▶ **What is asked**: Every entry should be repeated exactly. Omit the pictures.

******************************

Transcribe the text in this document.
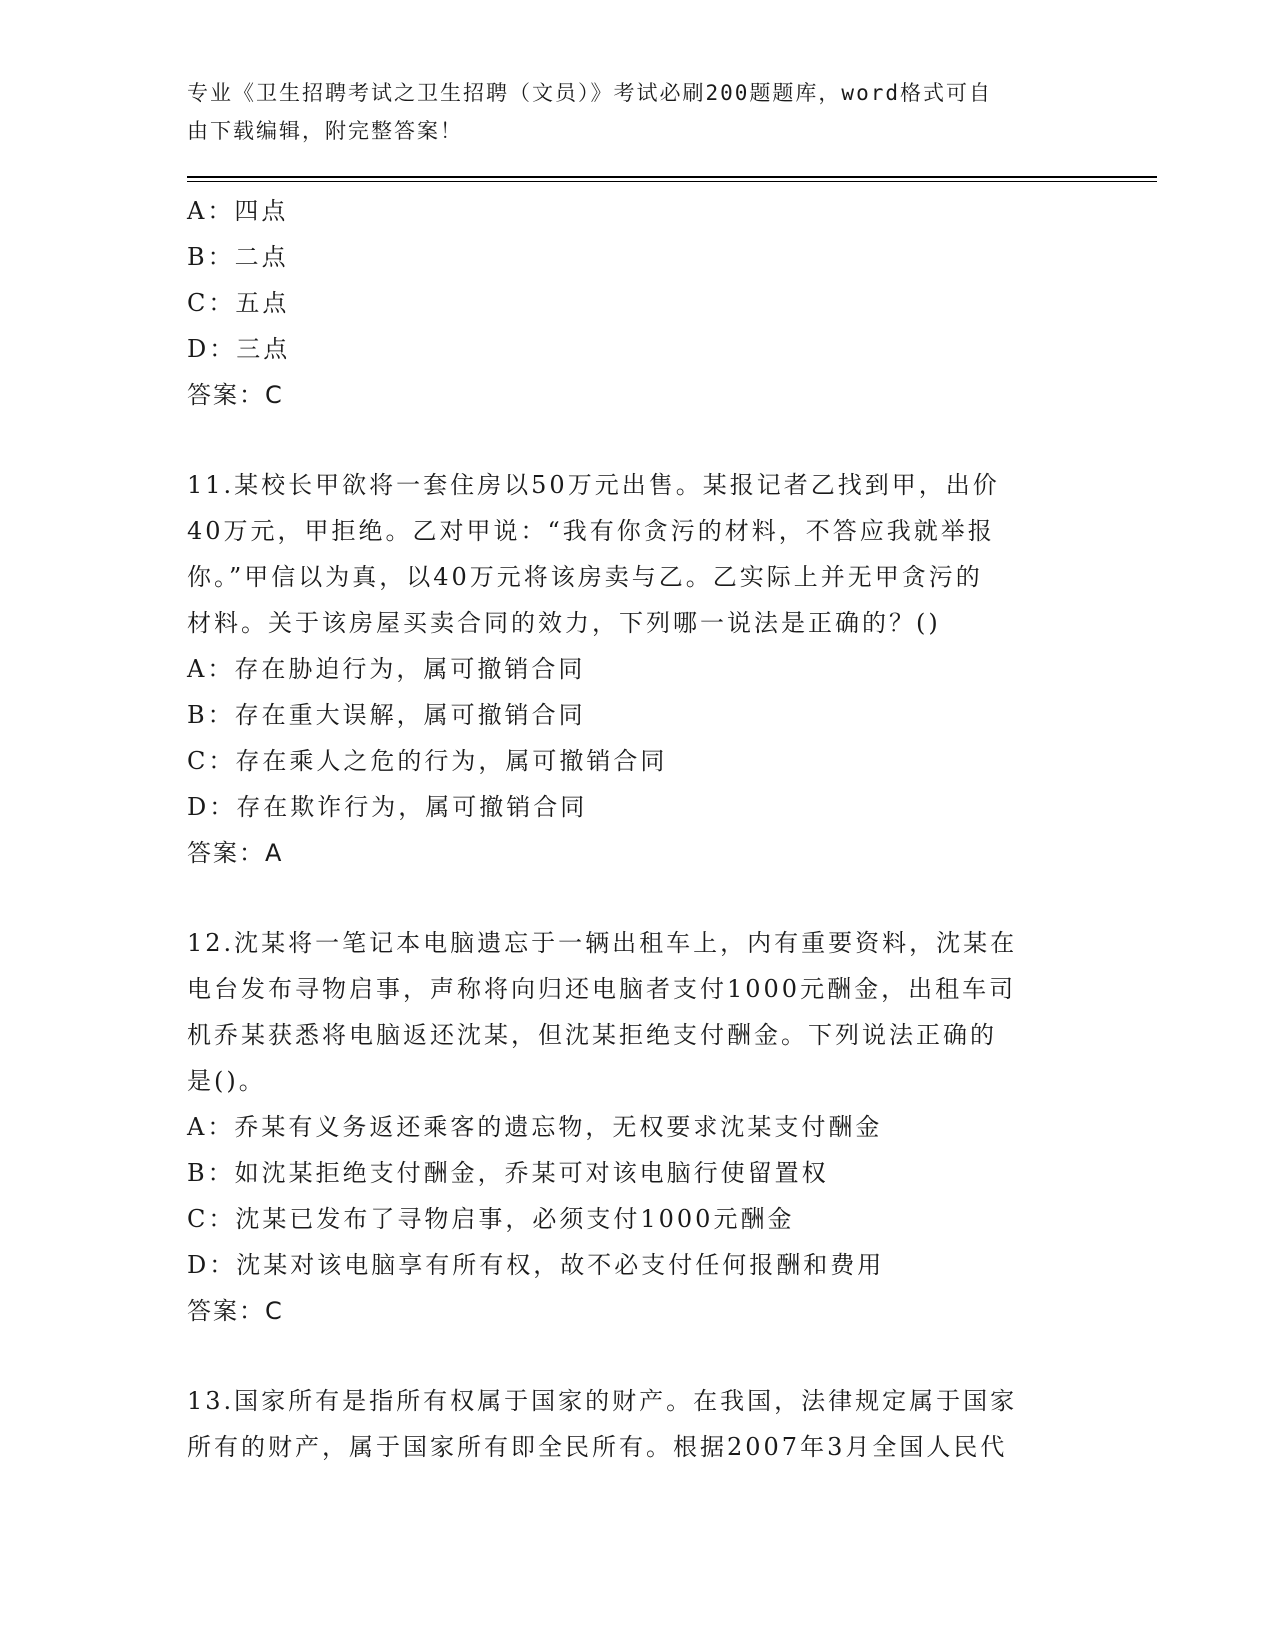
专业《卫生招聘考试之卫生招聘（文员）》考试必刷200题题库，word格式可自
由下载编辑，附完整答案！
A：四点
B：二点
C：五点
D：三点
答案：C
11.某校长甲欲将一套住房以50万元出售。某报记者乙找到甲，出价
40万元，甲拒绝。乙对甲说：“我有你贪污的材料，不答应我就举报
你。”甲信以为真，以40万元将该房卖与乙。乙实际上并无甲贪污的
材料。关于该房屋买卖合同的效力，下列哪一说法是正确的？()
A：存在胁迫行为，属可撤销合同
B：存在重大误解，属可撤销合同
C：存在乘人之危的行为，属可撤销合同
D：存在欺诈行为，属可撤销合同
答案：A
12.沈某将一笔记本电脑遗忘于一辆出租车上，内有重要资料，沈某在
电台发布寻物启事，声称将向归还电脑者支付1000元酬金，出租车司
机乔某获悉将电脑返还沈某，但沈某拒绝支付酬金。下列说法正确的
是()。
A：乔某有义务返还乘客的遗忘物，无权要求沈某支付酬金
B：如沈某拒绝支付酬金，乔某可对该电脑行使留置权
C：沈某已发布了寻物启事，必须支付1000元酬金
D：沈某对该电脑享有所有权，故不必支付任何报酬和费用
答案：C
13.国家所有是指所有权属于国家的财产。在我国，法律规定属于国家
所有的财产，属于国家所有即全民所有。根据2007年3月全国人民代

******************************

▶ **The answer**:
Transcribe the text in this document.
专业《卫生招聘考试之卫生招聘（文员）》考试必刷200题题库，word格式可自
由下载编辑，附完整答案！
A：四点
B：二点
C：五点
D：三点
答案：C
11.某校长甲欲将一套住房以50万元出售。某报记者乙找到甲，出价
40万元，甲拒绝。乙对甲说：“我有你贪污的材料，不答应我就举报
你。”甲信以为真，以40万元将该房卖与乙。乙实际上并无甲贪污的
材料。关于该房屋买卖合同的效力，下列哪一说法是正确的？()
A：存在胁迫行为，属可撤销合同
B：存在重大误解，属可撤销合同
C：存在乘人之危的行为，属可撤销合同
D：存在欺诈行为，属可撤销合同
答案：A
12.沈某将一笔记本电脑遗忘于一辆出租车上，内有重要资料，沈某在
电台发布寻物启事，声称将向归还电脑者支付1000元酬金，出租车司
机乔某获悉将电脑返还沈某，但沈某拒绝支付酬金。下列说法正确的
是()。
A：乔某有义务返还乘客的遗忘物，无权要求沈某支付酬金
B：如沈某拒绝支付酬金，乔某可对该电脑行使留置权
C：沈某已发布了寻物启事，必须支付1000元酬金
D：沈某对该电脑享有所有权，故不必支付任何报酬和费用
答案：C
13.国家所有是指所有权属于国家的财产。在我国，法律规定属于国家
所有的财产，属于国家所有即全民所有。根据2007年3月全国人民代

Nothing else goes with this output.